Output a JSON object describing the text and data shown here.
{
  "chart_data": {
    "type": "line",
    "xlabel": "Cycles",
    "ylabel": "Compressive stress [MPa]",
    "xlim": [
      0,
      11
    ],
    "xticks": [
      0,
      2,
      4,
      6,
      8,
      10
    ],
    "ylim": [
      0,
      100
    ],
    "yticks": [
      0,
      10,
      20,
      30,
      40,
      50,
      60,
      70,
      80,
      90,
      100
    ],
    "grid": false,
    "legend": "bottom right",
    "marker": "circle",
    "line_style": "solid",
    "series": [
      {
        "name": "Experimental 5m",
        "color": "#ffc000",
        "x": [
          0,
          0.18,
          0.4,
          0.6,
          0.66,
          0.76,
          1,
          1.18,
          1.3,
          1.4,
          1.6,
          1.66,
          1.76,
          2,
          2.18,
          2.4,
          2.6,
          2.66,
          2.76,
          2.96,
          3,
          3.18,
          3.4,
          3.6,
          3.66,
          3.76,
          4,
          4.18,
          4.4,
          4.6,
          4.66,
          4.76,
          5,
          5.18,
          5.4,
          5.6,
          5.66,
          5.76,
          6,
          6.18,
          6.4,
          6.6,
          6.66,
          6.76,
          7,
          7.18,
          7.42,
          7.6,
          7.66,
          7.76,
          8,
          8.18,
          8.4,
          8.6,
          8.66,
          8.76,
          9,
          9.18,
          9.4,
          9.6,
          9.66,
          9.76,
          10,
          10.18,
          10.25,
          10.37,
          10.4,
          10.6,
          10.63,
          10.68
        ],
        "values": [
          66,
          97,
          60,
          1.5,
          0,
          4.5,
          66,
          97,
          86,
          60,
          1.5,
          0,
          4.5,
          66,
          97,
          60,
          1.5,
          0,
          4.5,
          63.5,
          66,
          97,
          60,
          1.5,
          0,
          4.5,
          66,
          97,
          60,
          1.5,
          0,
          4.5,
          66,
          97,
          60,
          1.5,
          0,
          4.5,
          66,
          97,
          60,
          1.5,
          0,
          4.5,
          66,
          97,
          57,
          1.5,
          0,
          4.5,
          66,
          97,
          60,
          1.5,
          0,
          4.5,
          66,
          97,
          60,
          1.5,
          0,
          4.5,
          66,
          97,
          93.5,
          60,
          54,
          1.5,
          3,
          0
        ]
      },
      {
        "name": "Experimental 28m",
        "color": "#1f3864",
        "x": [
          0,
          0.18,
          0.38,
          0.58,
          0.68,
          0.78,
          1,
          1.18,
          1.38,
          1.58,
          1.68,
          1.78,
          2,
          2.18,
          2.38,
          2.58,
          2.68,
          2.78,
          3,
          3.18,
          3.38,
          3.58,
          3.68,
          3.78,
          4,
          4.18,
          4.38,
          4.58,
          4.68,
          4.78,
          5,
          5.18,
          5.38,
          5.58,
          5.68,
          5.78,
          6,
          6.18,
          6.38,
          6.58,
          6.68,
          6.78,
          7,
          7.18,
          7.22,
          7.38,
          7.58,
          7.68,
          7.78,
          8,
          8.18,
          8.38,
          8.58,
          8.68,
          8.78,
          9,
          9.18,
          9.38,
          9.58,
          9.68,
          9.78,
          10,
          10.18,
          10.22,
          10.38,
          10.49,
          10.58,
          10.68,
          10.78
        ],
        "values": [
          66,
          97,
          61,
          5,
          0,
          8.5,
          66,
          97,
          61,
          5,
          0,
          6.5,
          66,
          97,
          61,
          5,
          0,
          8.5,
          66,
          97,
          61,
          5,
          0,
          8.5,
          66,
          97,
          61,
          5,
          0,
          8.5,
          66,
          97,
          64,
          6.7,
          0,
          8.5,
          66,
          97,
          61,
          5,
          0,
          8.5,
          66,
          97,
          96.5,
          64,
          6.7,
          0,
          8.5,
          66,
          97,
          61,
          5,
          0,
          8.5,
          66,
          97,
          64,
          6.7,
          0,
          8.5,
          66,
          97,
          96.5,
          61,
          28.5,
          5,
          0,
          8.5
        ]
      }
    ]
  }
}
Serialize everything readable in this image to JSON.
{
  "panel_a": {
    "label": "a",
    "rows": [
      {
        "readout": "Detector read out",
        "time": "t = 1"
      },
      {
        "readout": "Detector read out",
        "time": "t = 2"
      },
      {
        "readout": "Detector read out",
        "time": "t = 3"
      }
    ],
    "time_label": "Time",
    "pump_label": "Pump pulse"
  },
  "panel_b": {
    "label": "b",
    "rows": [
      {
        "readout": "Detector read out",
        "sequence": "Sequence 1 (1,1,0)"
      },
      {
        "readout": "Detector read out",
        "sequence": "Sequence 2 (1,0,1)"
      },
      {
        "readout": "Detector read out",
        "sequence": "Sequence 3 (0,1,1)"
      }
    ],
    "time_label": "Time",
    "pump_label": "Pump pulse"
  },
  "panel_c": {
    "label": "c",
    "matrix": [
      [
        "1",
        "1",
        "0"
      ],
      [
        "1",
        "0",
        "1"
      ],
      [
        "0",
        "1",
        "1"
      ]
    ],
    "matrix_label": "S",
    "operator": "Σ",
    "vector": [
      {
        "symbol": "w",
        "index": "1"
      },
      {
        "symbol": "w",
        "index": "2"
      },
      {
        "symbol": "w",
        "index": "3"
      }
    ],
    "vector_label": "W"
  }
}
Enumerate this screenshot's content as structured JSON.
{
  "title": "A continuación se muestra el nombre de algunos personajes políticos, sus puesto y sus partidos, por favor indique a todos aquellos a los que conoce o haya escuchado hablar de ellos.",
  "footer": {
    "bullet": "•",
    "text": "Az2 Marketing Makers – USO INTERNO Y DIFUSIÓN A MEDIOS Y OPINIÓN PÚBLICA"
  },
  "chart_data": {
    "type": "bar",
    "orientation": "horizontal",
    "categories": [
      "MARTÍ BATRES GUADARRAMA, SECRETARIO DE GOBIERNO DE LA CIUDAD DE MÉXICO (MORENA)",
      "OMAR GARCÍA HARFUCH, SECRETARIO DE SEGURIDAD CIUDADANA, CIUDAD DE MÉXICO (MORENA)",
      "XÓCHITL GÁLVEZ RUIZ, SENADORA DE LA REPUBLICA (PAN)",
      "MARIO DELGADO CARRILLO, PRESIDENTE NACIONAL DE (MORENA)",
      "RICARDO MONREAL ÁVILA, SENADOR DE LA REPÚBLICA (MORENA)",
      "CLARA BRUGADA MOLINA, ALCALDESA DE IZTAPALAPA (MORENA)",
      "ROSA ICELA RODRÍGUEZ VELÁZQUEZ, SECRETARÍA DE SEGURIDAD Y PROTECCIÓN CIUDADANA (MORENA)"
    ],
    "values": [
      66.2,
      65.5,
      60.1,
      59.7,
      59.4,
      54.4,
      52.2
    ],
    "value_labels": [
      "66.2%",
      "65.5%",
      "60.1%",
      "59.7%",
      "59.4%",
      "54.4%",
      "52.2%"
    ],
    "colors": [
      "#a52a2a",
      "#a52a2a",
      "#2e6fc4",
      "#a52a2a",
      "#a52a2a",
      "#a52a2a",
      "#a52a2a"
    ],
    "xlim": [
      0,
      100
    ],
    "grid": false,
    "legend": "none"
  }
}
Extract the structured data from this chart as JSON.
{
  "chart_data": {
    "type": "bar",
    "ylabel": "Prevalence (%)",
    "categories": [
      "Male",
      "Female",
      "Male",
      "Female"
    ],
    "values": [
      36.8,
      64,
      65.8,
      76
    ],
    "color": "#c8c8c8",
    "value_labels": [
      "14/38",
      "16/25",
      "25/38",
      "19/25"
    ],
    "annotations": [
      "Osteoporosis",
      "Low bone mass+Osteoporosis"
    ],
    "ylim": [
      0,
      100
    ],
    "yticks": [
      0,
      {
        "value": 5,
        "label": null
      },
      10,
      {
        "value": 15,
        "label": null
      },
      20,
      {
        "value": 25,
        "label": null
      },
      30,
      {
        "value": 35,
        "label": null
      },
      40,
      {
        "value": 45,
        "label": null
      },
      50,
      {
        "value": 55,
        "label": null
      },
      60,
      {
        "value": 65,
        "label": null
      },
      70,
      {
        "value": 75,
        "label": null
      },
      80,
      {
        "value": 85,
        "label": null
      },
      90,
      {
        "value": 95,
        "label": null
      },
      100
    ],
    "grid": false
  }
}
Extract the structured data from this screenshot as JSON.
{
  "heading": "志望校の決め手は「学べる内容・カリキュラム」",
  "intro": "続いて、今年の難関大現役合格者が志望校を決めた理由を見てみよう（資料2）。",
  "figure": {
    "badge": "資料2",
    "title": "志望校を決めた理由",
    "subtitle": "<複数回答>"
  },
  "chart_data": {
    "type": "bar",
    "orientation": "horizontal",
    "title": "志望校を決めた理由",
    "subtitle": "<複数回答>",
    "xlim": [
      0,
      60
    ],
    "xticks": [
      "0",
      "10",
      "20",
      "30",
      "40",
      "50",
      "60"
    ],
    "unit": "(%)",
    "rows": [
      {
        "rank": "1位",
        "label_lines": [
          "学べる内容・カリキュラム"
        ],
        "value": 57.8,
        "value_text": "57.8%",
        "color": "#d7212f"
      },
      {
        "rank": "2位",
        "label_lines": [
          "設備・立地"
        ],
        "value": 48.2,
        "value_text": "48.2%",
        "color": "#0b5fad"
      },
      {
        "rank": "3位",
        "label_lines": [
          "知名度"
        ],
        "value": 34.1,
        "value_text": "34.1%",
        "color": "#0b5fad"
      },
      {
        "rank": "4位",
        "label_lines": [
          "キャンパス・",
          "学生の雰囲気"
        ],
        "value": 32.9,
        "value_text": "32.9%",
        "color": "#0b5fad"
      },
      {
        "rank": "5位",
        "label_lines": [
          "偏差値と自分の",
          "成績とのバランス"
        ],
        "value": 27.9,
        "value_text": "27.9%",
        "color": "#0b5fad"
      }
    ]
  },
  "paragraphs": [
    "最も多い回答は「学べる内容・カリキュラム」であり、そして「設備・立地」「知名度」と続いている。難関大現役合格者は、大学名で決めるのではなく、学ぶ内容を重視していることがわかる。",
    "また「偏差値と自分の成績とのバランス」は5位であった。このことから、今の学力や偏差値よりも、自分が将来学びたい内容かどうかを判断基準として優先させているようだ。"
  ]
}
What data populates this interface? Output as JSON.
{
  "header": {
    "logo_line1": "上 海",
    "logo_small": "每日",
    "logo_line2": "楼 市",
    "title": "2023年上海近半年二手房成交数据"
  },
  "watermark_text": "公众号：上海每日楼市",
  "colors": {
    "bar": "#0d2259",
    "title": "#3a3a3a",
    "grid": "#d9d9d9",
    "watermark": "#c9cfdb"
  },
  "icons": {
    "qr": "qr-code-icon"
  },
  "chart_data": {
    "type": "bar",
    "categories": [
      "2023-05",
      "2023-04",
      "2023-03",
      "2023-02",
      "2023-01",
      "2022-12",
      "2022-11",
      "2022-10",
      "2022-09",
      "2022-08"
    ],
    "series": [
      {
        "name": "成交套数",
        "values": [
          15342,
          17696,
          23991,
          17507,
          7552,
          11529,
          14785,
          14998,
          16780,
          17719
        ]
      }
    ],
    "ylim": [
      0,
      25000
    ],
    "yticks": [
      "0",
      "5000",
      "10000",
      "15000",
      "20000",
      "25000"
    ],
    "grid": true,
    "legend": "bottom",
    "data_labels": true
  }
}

++++++++++

Pull out each line containing the word "MÉXICO" and copy it.

**Solved exercise**:
      "MARTÍ BATRES GUADARRAMA, SECRETARIO DE GOBIERNO DE LA CIUDAD DE MÉXICO (MORENA)",
      "OMAR GARCÍA HARFUCH, SECRETARIO DE SEGURIDAD CIUDADANA, CIUDAD DE MÉXICO (MORENA)",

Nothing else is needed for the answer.